→ **What is being asked**
Lines containing the word "data" are to be located and copied.

★ ★ ★

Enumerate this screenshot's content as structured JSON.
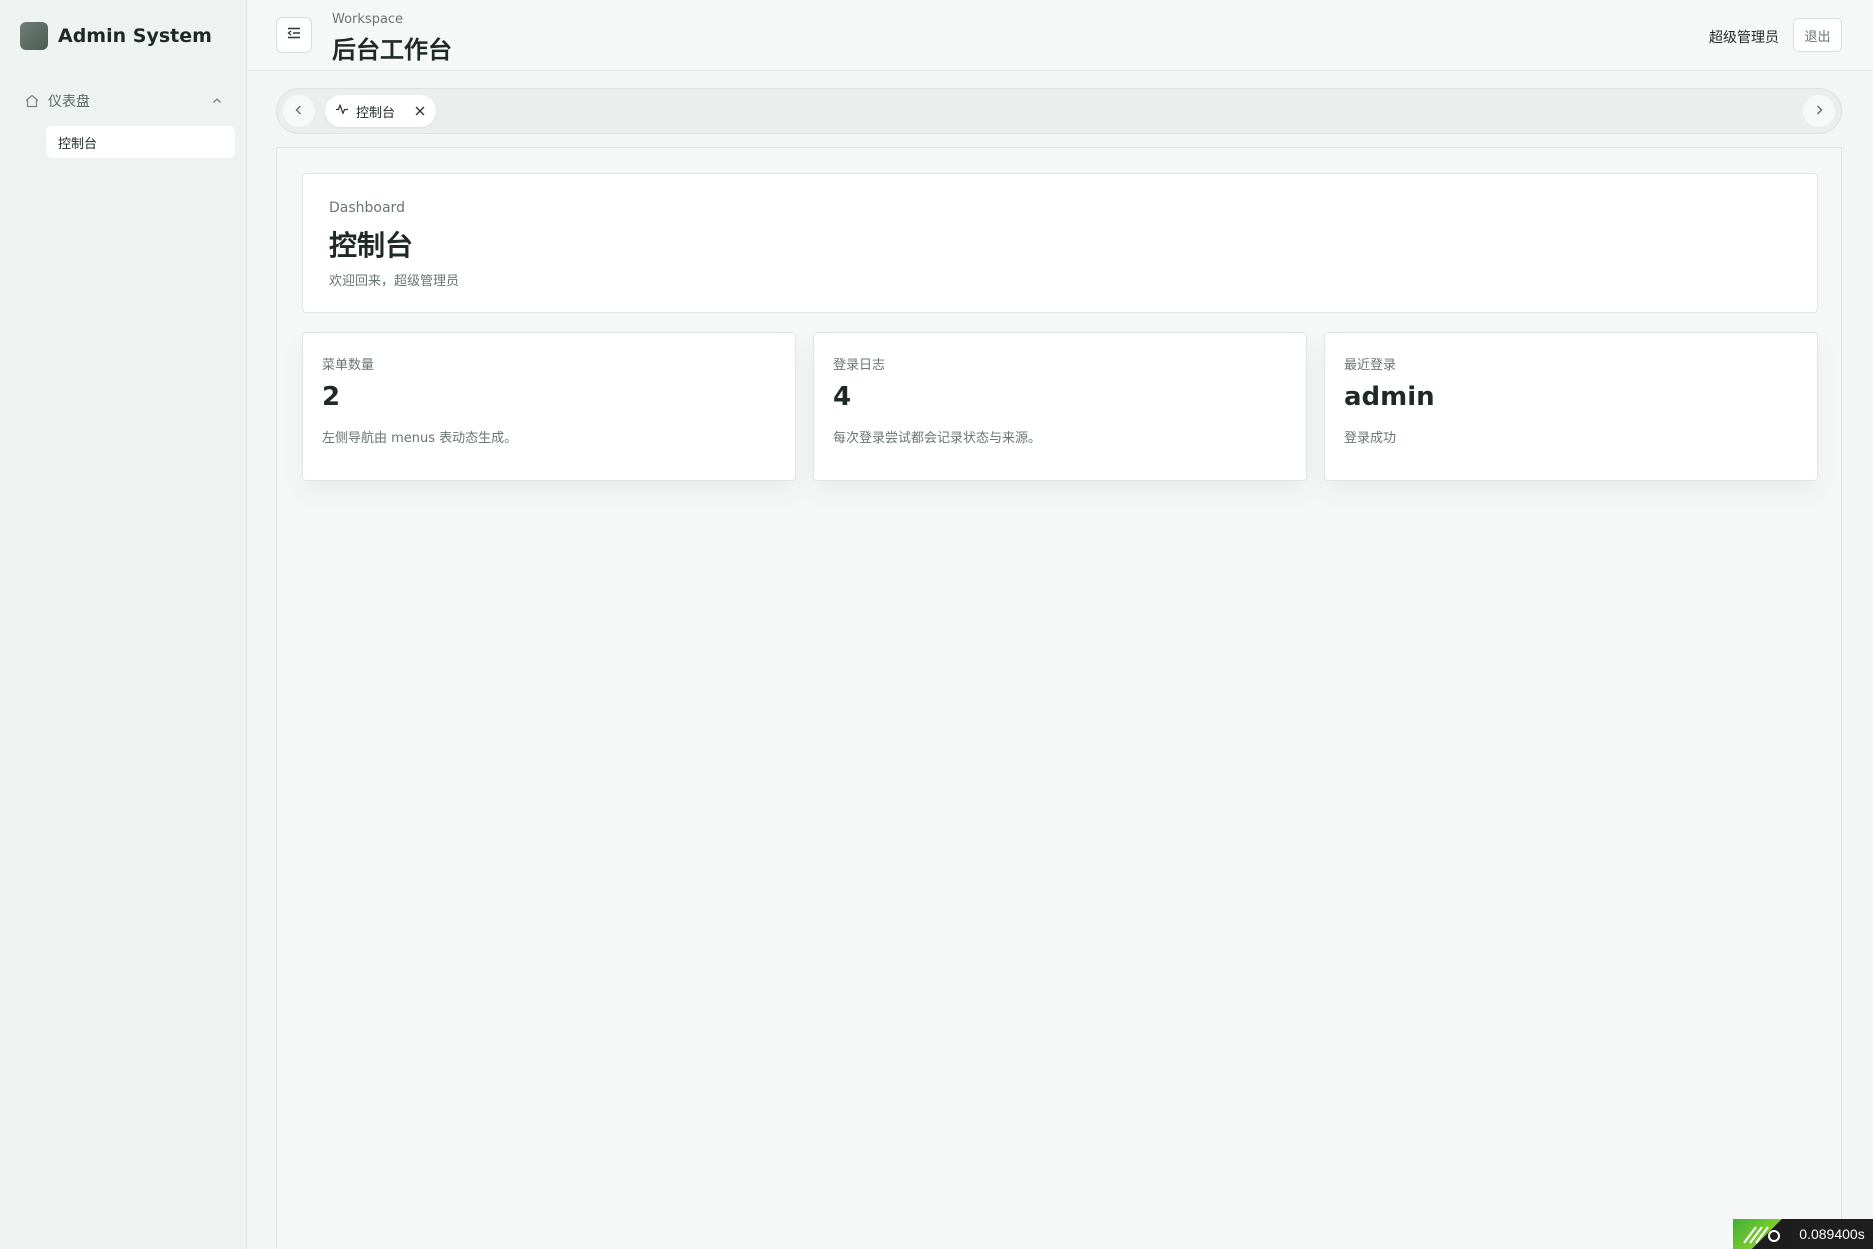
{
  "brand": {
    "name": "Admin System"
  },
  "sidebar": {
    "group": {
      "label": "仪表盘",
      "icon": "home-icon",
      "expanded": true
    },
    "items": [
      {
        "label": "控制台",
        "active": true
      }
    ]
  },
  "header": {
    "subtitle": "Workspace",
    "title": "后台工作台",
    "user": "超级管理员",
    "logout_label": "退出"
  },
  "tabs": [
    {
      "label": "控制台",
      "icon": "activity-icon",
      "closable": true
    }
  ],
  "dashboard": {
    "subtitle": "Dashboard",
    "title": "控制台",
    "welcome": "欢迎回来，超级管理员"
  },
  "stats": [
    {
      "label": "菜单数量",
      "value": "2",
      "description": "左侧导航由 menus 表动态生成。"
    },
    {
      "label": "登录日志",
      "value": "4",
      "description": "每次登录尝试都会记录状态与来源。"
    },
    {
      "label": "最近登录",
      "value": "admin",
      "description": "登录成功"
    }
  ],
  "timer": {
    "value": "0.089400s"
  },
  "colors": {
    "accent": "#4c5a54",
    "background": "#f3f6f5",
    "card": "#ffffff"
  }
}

★ ★ ★

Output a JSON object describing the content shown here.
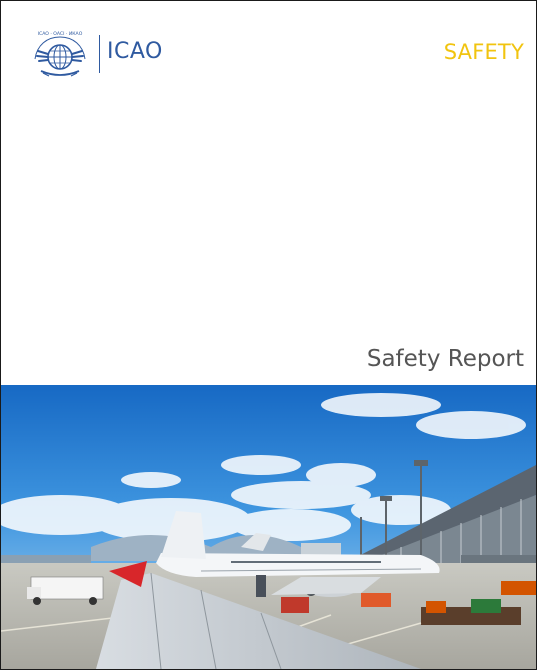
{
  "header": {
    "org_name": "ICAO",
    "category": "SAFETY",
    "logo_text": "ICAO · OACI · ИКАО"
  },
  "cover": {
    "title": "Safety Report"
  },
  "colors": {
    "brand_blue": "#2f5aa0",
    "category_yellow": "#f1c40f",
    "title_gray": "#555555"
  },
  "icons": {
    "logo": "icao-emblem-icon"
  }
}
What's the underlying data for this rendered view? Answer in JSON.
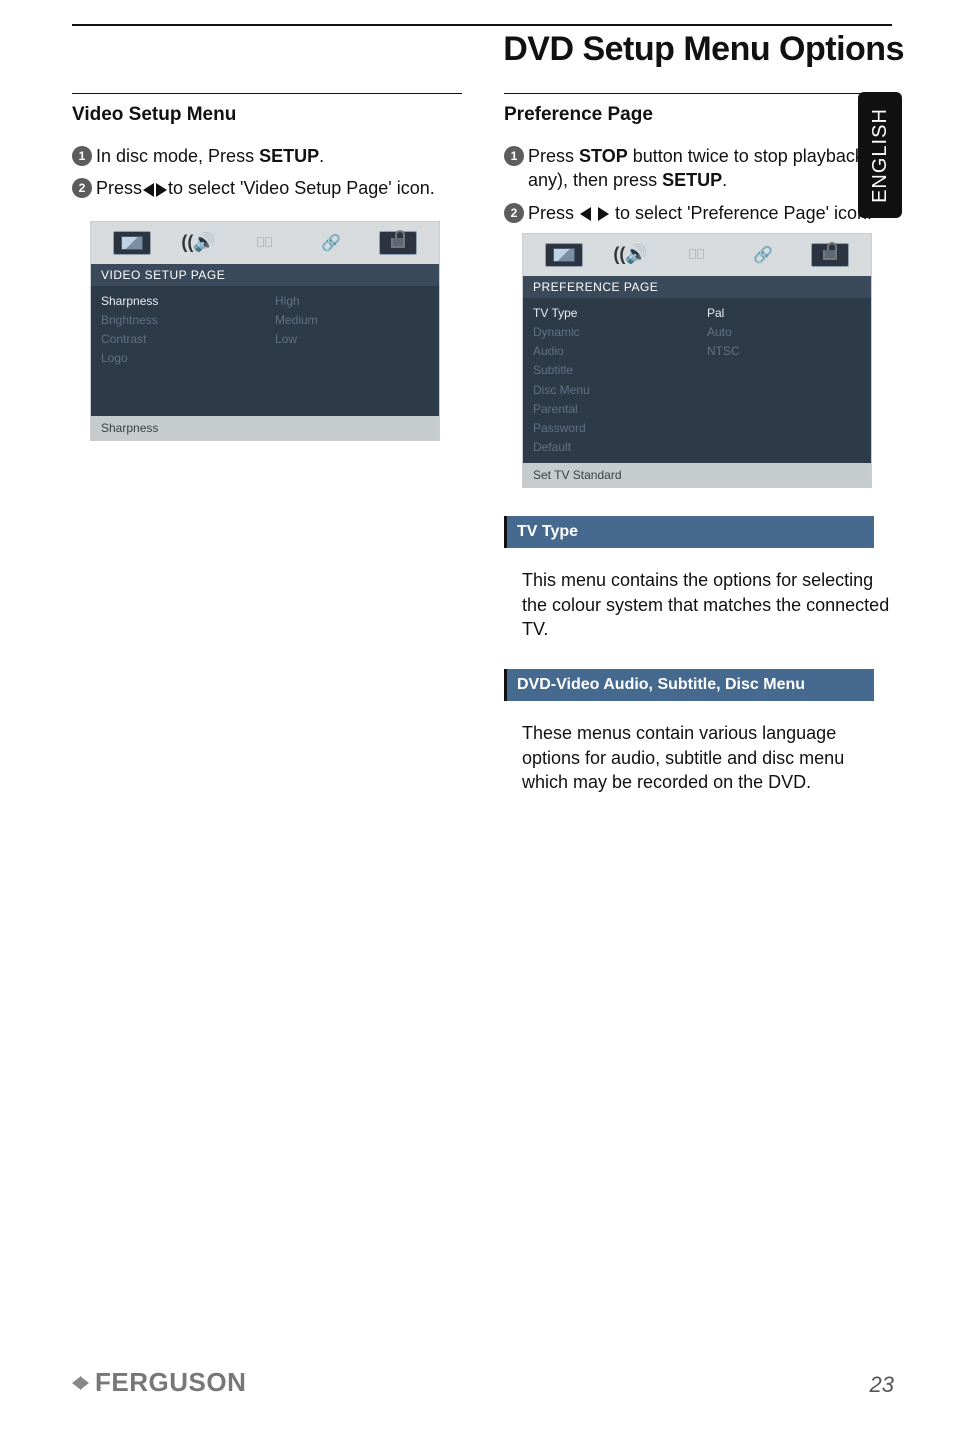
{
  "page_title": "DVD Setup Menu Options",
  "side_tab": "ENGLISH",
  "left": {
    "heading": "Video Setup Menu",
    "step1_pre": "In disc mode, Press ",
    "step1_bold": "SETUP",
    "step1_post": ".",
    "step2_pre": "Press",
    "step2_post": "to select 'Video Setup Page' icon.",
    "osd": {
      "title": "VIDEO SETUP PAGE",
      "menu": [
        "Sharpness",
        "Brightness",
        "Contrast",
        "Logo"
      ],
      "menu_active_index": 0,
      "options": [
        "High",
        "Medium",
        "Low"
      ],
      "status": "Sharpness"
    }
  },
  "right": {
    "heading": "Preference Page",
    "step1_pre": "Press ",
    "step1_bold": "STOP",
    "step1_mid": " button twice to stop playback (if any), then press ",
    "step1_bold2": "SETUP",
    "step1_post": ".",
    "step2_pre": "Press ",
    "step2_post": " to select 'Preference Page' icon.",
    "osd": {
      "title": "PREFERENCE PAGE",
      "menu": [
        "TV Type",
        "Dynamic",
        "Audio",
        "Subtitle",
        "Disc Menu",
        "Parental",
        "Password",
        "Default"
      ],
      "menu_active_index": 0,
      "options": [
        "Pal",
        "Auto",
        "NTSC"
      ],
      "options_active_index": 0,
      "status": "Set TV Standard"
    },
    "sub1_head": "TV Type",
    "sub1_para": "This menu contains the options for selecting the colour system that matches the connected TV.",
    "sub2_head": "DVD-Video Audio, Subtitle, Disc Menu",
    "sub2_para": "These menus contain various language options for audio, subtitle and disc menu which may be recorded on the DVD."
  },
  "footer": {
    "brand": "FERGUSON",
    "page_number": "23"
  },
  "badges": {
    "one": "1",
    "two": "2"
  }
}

★ ★ ★

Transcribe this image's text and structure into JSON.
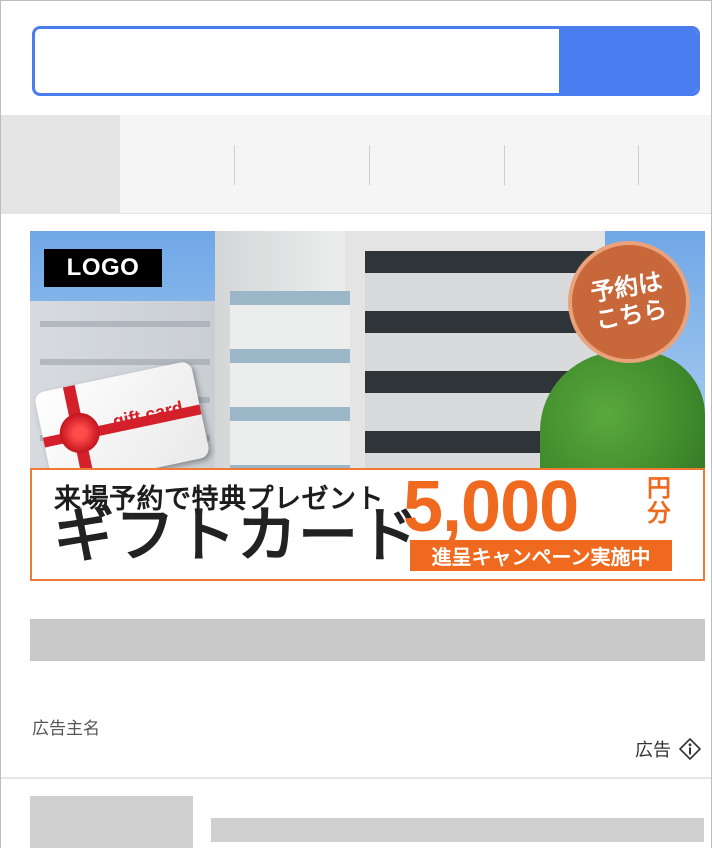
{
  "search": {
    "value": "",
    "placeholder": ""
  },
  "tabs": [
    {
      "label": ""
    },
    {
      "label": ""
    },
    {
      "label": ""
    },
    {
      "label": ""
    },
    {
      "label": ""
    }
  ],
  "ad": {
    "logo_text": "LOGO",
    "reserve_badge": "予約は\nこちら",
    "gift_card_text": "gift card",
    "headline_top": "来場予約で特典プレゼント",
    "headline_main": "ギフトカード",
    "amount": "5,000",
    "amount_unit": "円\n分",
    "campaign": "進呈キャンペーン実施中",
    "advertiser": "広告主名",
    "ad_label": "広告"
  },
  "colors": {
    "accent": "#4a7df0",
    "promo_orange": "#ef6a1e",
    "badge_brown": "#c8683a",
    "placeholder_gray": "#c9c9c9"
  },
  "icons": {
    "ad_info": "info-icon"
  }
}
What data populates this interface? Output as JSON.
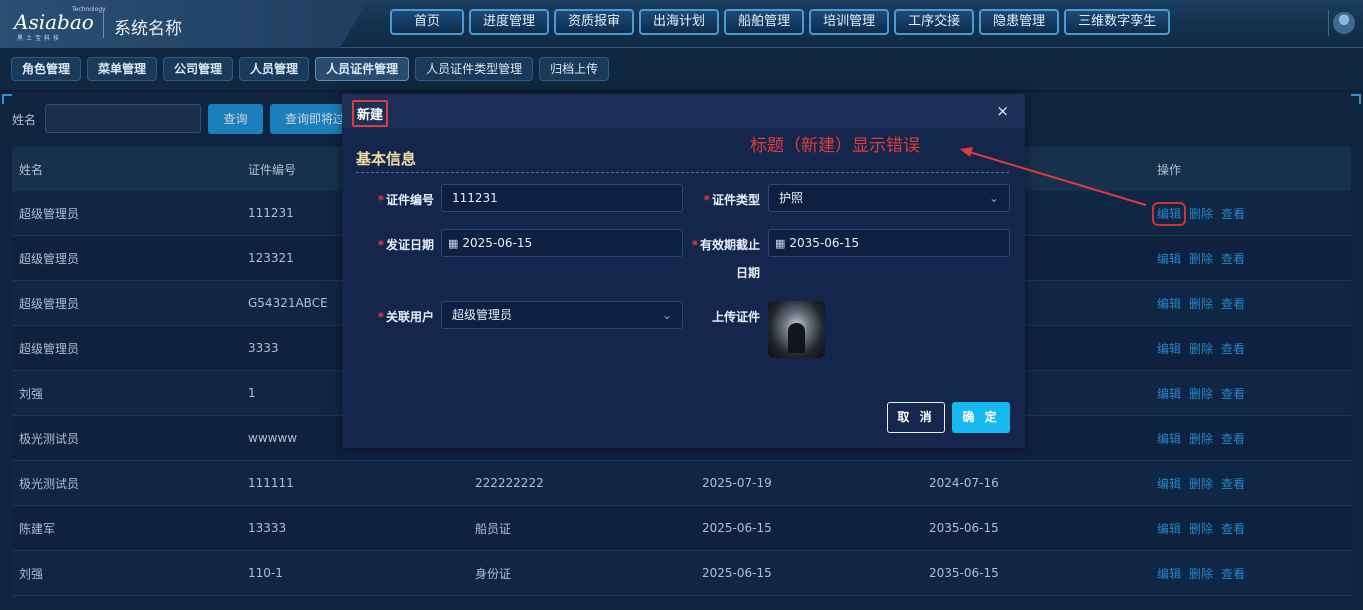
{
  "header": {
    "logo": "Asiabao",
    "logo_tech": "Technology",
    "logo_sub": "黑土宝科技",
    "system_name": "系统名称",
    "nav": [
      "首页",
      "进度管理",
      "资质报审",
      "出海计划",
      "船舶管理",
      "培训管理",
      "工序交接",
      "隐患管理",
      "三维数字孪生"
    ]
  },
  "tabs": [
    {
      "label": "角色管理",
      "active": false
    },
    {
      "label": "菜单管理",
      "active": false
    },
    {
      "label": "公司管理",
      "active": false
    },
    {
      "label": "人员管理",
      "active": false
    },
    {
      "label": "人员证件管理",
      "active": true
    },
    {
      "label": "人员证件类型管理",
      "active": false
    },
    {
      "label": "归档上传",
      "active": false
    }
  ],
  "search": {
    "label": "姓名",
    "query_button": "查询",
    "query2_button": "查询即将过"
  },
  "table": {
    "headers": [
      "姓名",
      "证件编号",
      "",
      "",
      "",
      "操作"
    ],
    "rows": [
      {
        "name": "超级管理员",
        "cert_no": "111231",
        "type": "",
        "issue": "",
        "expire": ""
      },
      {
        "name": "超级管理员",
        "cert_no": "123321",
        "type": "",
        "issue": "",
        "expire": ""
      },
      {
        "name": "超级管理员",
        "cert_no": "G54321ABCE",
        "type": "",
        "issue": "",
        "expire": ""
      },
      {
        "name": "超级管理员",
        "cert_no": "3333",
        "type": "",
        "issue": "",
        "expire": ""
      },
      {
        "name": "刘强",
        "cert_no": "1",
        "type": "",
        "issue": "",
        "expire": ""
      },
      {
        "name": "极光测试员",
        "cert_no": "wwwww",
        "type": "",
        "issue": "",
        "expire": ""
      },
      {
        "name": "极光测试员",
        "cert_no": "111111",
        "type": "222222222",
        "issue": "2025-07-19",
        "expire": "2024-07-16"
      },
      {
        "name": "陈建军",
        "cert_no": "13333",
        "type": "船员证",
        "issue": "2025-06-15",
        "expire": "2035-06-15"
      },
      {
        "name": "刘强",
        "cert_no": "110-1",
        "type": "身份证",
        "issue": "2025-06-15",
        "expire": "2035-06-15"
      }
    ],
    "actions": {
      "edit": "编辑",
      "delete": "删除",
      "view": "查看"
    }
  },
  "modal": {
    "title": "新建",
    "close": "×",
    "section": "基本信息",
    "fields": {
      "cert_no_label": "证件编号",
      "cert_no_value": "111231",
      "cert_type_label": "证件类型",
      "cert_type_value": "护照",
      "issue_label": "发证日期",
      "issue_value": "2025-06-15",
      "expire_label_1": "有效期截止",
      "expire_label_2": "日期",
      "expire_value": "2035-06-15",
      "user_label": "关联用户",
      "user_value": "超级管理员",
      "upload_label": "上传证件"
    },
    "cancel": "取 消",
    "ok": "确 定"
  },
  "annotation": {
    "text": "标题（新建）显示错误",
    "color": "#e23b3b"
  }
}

★ ★ ★

→ **Response to the exercise**
What's the underlying data for this rendered view? Answer in JSON.
What data populates this interface? Output as JSON.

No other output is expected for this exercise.